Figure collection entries

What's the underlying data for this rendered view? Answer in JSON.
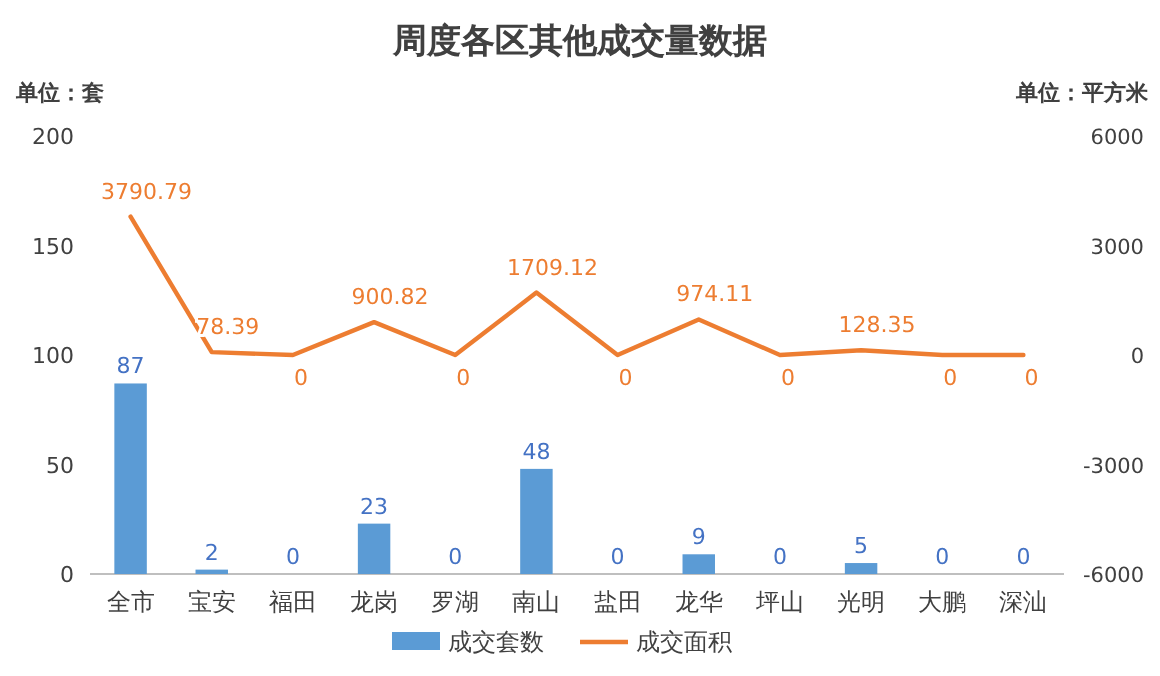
{
  "chart_data": {
    "type": "bar",
    "title": "周度各区其他成交量数据",
    "ylabel": "单位：套",
    "y2label": "单位：平方米",
    "categories": [
      "全市",
      "宝安",
      "福田",
      "龙岗",
      "罗湖",
      "南山",
      "盐田",
      "龙华",
      "坪山",
      "光明",
      "大鹏",
      "深汕"
    ],
    "series": [
      {
        "name": "成交套数",
        "color": "#5b9bd5",
        "values": [
          87,
          2,
          0,
          23,
          0,
          48,
          0,
          9,
          0,
          5,
          0,
          0
        ]
      },
      {
        "name": "成交面积",
        "type": "line",
        "axis": "y2",
        "color": "#ed7d31",
        "values": [
          3790.79,
          78.39,
          0,
          900.82,
          0,
          1709.12,
          0,
          974.11,
          0,
          128.35,
          0,
          0
        ]
      }
    ],
    "ylim": [
      0,
      200
    ],
    "yticks": [
      0,
      50,
      100,
      150,
      200
    ],
    "y2lim": [
      -6000,
      6000
    ],
    "y2ticks": [
      -6000,
      -3000,
      0,
      3000,
      6000
    ],
    "data_labels": true,
    "legend": "bottom",
    "grid": false
  }
}
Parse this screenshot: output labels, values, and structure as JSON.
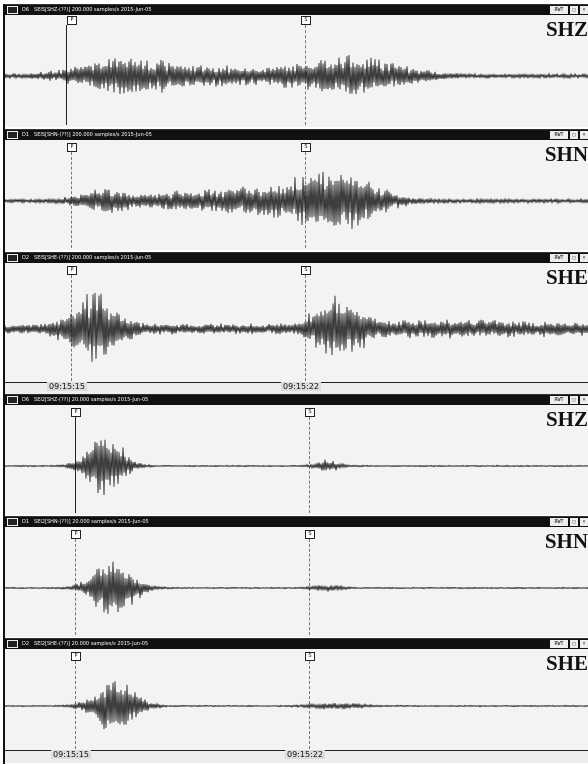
{
  "blocks": [
    {
      "station": "SEIS",
      "time_labels": [
        "09:15:15",
        "09:15:22"
      ],
      "panels": [
        {
          "index": "D6",
          "header": "SEIS[SHZ-(??)] 200.000 samples/s 2015-Jun-05",
          "channel": "SHZ",
          "marker_p": "P",
          "marker_s": "S",
          "window_button": "RWT"
        },
        {
          "index": "D1",
          "header": "SEIS[SHN-(??)] 200.000 samples/s 2015-Jun-05",
          "channel": "SHN",
          "marker_p": "P",
          "marker_s": "S",
          "window_button": "RWT"
        },
        {
          "index": "D2",
          "header": "SEIS[SHE-(??)] 200.000 samples/s 2015-Jun-05",
          "channel": "SHE",
          "marker_p": "P",
          "marker_s": "S",
          "window_button": "RWT"
        }
      ]
    },
    {
      "station": "SEI2",
      "time_labels": [
        "09:15:15",
        "09:15:22"
      ],
      "panels": [
        {
          "index": "D6",
          "header": "SEI2[SHZ-(??)] 20.000 samples/s 2015-Jun-05",
          "channel": "SHZ",
          "marker_p": "P",
          "marker_s": "S",
          "window_button": "RWT"
        },
        {
          "index": "D1",
          "header": "SEI2[SHN-(??)] 20.000 samples/s 2015-Jun-05",
          "channel": "SHN",
          "marker_p": "P",
          "marker_s": "S",
          "window_button": "RWT"
        },
        {
          "index": "D2",
          "header": "SEI2[SHE-(??)] 20.000 samples/s 2015-Jun-05",
          "channel": "SHE",
          "marker_p": "P",
          "marker_s": "S",
          "window_button": "RWT"
        }
      ]
    }
  ],
  "colors": {
    "header": "#111111",
    "trace": "#111111",
    "panel_bg": "#f3f3f3"
  }
}
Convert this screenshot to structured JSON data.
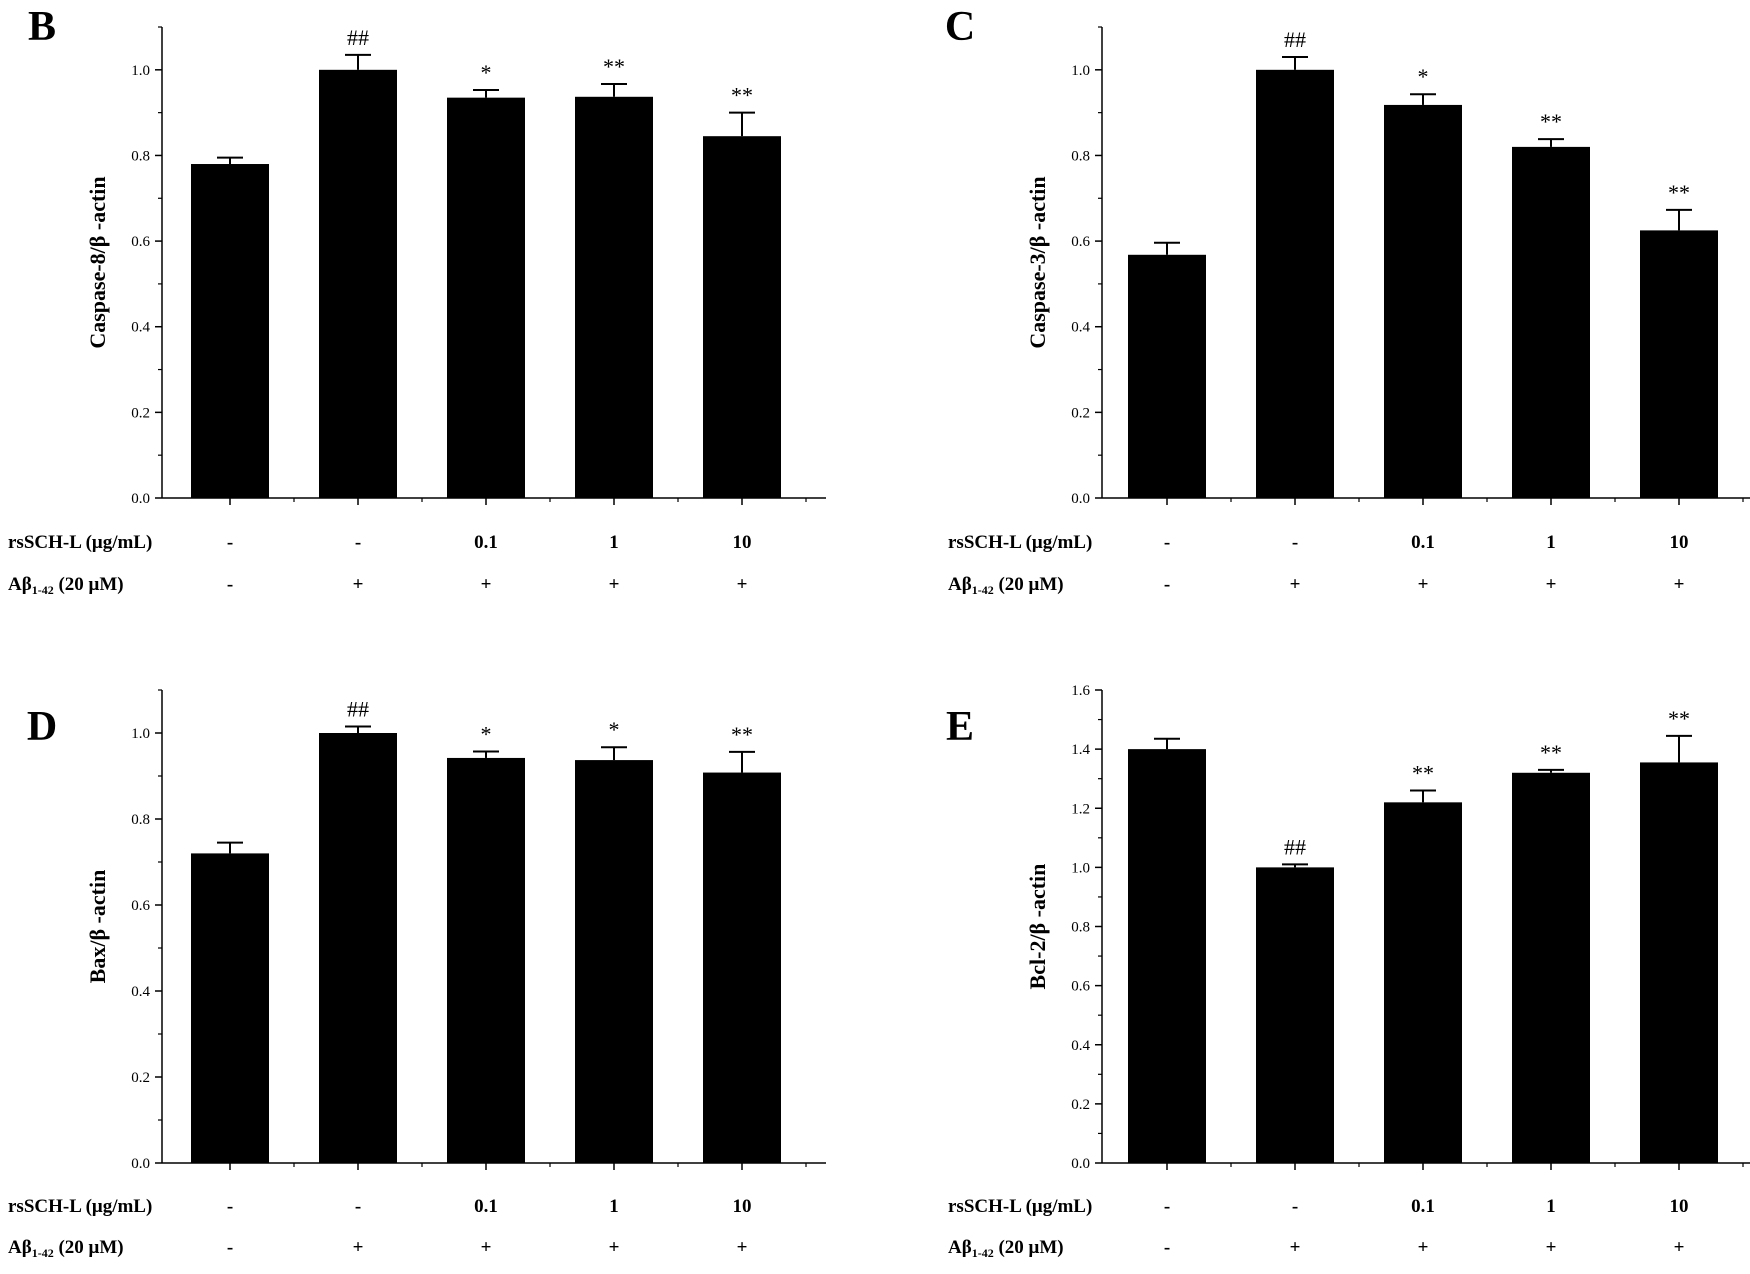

**Task goal:** The word "screenshot" may appear on some lines of these records; state how many such lines there are, and nothing else.

**The response:** 2